▶ **Material for this task**:
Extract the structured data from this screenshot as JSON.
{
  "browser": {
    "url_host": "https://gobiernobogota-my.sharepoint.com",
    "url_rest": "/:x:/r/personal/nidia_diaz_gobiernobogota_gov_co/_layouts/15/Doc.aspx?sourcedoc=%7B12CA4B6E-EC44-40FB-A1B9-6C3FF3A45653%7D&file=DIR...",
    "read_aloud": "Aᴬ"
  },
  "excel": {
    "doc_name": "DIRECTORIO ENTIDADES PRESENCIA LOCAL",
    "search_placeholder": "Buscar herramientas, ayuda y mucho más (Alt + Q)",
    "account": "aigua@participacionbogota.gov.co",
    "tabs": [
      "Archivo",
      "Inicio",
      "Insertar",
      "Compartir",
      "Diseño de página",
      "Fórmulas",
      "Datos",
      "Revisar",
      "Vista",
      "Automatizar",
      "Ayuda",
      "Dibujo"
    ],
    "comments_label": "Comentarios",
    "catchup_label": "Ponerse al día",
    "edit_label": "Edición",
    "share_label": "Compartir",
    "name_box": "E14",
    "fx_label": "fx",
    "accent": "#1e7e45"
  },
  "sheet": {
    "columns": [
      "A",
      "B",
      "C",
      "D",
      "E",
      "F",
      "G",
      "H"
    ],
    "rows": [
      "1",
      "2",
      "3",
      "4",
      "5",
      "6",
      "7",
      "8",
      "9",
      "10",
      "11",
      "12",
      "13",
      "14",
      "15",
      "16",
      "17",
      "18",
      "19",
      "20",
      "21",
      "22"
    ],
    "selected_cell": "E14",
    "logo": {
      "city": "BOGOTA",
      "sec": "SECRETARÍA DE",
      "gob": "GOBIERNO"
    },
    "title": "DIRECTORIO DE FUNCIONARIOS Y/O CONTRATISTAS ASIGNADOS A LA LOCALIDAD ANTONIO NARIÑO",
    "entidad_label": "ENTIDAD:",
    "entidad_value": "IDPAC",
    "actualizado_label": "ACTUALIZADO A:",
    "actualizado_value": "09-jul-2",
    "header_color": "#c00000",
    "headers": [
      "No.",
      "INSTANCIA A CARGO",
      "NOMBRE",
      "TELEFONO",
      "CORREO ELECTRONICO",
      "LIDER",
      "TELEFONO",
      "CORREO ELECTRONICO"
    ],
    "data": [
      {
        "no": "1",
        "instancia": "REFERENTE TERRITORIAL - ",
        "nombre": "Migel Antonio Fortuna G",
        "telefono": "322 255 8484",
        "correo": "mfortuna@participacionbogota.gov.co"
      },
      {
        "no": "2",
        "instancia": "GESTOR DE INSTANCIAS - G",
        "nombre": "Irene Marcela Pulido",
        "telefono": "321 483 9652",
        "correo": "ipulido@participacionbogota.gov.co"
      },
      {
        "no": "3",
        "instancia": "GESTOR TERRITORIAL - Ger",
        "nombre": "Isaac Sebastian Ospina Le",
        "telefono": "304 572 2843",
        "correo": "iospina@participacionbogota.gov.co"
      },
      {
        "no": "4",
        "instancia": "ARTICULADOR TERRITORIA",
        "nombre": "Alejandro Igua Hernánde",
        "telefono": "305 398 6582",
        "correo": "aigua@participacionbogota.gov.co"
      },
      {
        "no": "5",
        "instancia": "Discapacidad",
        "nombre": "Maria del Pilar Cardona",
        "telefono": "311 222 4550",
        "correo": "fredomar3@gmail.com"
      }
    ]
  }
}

▶ **What is expected**:
Look through the material above and work out how many of its lines contain "DIRECTORIO". State the number only.

▶ **Response to this task**:
2